───── EXERCISE MATERIAL ─────

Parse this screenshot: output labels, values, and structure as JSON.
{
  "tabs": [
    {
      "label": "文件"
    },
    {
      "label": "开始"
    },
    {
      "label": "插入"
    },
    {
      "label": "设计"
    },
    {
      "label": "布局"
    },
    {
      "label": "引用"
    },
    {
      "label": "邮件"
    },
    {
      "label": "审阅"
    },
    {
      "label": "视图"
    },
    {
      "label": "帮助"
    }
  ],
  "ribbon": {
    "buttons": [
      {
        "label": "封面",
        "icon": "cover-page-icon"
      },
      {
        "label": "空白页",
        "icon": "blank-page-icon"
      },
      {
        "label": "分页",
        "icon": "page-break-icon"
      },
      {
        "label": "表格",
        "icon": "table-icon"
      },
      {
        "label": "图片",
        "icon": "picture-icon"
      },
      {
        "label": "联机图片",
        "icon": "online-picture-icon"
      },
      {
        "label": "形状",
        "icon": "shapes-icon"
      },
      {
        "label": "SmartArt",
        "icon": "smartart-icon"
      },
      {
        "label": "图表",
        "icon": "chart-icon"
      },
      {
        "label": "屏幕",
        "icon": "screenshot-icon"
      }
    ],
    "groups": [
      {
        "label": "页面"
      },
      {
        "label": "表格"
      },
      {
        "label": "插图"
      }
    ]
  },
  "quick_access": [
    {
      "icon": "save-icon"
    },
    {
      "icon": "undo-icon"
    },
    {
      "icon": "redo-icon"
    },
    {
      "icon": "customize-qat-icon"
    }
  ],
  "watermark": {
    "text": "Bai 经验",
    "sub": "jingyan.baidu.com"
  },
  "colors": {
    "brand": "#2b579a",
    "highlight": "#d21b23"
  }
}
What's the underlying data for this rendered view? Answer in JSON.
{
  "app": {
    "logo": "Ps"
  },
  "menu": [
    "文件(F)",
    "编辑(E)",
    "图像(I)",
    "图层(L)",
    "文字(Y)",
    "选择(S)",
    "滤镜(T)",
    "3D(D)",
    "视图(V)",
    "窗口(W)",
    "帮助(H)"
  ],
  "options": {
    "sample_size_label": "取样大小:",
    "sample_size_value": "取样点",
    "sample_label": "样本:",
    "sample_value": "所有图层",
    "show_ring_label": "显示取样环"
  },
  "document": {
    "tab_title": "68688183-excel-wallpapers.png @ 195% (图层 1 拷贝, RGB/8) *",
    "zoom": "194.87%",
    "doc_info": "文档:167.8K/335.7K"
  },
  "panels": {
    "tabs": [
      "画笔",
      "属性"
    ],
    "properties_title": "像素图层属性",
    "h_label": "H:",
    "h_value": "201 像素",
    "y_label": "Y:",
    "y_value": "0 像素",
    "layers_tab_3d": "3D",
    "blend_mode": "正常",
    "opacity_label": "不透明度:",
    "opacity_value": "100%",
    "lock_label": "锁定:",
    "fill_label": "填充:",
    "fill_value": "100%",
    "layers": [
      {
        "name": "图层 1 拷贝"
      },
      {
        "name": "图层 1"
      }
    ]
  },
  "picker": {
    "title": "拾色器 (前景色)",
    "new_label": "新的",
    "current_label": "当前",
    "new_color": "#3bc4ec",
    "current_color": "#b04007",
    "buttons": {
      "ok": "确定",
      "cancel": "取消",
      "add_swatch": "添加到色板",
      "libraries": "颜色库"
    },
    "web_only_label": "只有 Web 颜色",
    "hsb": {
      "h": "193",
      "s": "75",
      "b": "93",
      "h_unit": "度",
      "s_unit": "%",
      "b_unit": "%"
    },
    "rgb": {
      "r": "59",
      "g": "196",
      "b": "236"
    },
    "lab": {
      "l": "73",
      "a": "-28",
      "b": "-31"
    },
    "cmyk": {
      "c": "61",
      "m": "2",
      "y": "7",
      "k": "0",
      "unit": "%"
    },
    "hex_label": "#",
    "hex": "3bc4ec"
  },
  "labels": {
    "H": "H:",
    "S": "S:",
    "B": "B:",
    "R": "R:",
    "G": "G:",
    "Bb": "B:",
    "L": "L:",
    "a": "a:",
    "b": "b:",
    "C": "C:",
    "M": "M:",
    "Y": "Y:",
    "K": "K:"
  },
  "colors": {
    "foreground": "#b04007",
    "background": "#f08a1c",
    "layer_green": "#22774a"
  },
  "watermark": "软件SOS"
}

─────

SHORT TASK
Every record should be given again exactly.

RESPONSE FOR THIS EXERCISE
Parse this screenshot: output labels, values, and structure as JSON.
{
  "tabs": [
    {
      "label": "文件"
    },
    {
      "label": "开始"
    },
    {
      "label": "插入"
    },
    {
      "label": "设计"
    },
    {
      "label": "布局"
    },
    {
      "label": "引用"
    },
    {
      "label": "邮件"
    },
    {
      "label": "审阅"
    },
    {
      "label": "视图"
    },
    {
      "label": "帮助"
    }
  ],
  "ribbon": {
    "buttons": [
      {
        "label": "封面",
        "icon": "cover-page-icon"
      },
      {
        "label": "空白页",
        "icon": "blank-page-icon"
      },
      {
        "label": "分页",
        "icon": "page-break-icon"
      },
      {
        "label": "表格",
        "icon": "table-icon"
      },
      {
        "label": "图片",
        "icon": "picture-icon"
      },
      {
        "label": "联机图片",
        "icon": "online-picture-icon"
      },
      {
        "label": "形状",
        "icon": "shapes-icon"
      },
      {
        "label": "SmartArt",
        "icon": "smartart-icon"
      },
      {
        "label": "图表",
        "icon": "chart-icon"
      },
      {
        "label": "屏幕",
        "icon": "screenshot-icon"
      }
    ],
    "groups": [
      {
        "label": "页面"
      },
      {
        "label": "表格"
      },
      {
        "label": "插图"
      }
    ]
  },
  "quick_access": [
    {
      "icon": "save-icon"
    },
    {
      "icon": "undo-icon"
    },
    {
      "icon": "redo-icon"
    },
    {
      "icon": "customize-qat-icon"
    }
  ],
  "watermark": {
    "text": "Bai 经验",
    "sub": "jingyan.baidu.com"
  },
  "colors": {
    "brand": "#2b579a",
    "highlight": "#d21b23"
  }
}
What's the underlying data for this rendered view? Answer in JSON.
{
  "app": {
    "logo": "Ps"
  },
  "menu": [
    "文件(F)",
    "编辑(E)",
    "图像(I)",
    "图层(L)",
    "文字(Y)",
    "选择(S)",
    "滤镜(T)",
    "3D(D)",
    "视图(V)",
    "窗口(W)",
    "帮助(H)"
  ],
  "options": {
    "sample_size_label": "取样大小:",
    "sample_size_value": "取样点",
    "sample_label": "样本:",
    "sample_value": "所有图层",
    "show_ring_label": "显示取样环"
  },
  "document": {
    "tab_title": "68688183-excel-wallpapers.png @ 195% (图层 1 拷贝, RGB/8) *",
    "zoom": "194.87%",
    "doc_info": "文档:167.8K/335.7K"
  },
  "panels": {
    "tabs": [
      "画笔",
      "属性"
    ],
    "properties_title": "像素图层属性",
    "h_label": "H:",
    "h_value": "201 像素",
    "y_label": "Y:",
    "y_value": "0 像素",
    "layers_tab_3d": "3D",
    "blend_mode": "正常",
    "opacity_label": "不透明度:",
    "opacity_value": "100%",
    "lock_label": "锁定:",
    "fill_label": "填充:",
    "fill_value": "100%",
    "layers": [
      {
        "name": "图层 1 拷贝"
      },
      {
        "name": "图层 1"
      }
    ]
  },
  "picker": {
    "title": "拾色器 (前景色)",
    "new_label": "新的",
    "current_label": "当前",
    "new_color": "#3bc4ec",
    "current_color": "#b04007",
    "buttons": {
      "ok": "确定",
      "cancel": "取消",
      "add_swatch": "添加到色板",
      "libraries": "颜色库"
    },
    "web_only_label": "只有 Web 颜色",
    "hsb": {
      "h": "193",
      "s": "75",
      "b": "93",
      "h_unit": "度",
      "s_unit": "%",
      "b_unit": "%"
    },
    "rgb": {
      "r": "59",
      "g": "196",
      "b": "236"
    },
    "lab": {
      "l": "73",
      "a": "-28",
      "b": "-31"
    },
    "cmyk": {
      "c": "61",
      "m": "2",
      "y": "7",
      "k": "0",
      "unit": "%"
    },
    "hex_label": "#",
    "hex": "3bc4ec"
  },
  "labels": {
    "H": "H:",
    "S": "S:",
    "B": "B:",
    "R": "R:",
    "G": "G:",
    "Bb": "B:",
    "L": "L:",
    "a": "a:",
    "b": "b:",
    "C": "C:",
    "M": "M:",
    "Y": "Y:",
    "K": "K:"
  },
  "colors": {
    "foreground": "#b04007",
    "background": "#f08a1c",
    "layer_green": "#22774a"
  },
  "watermark": "软件SOS"
}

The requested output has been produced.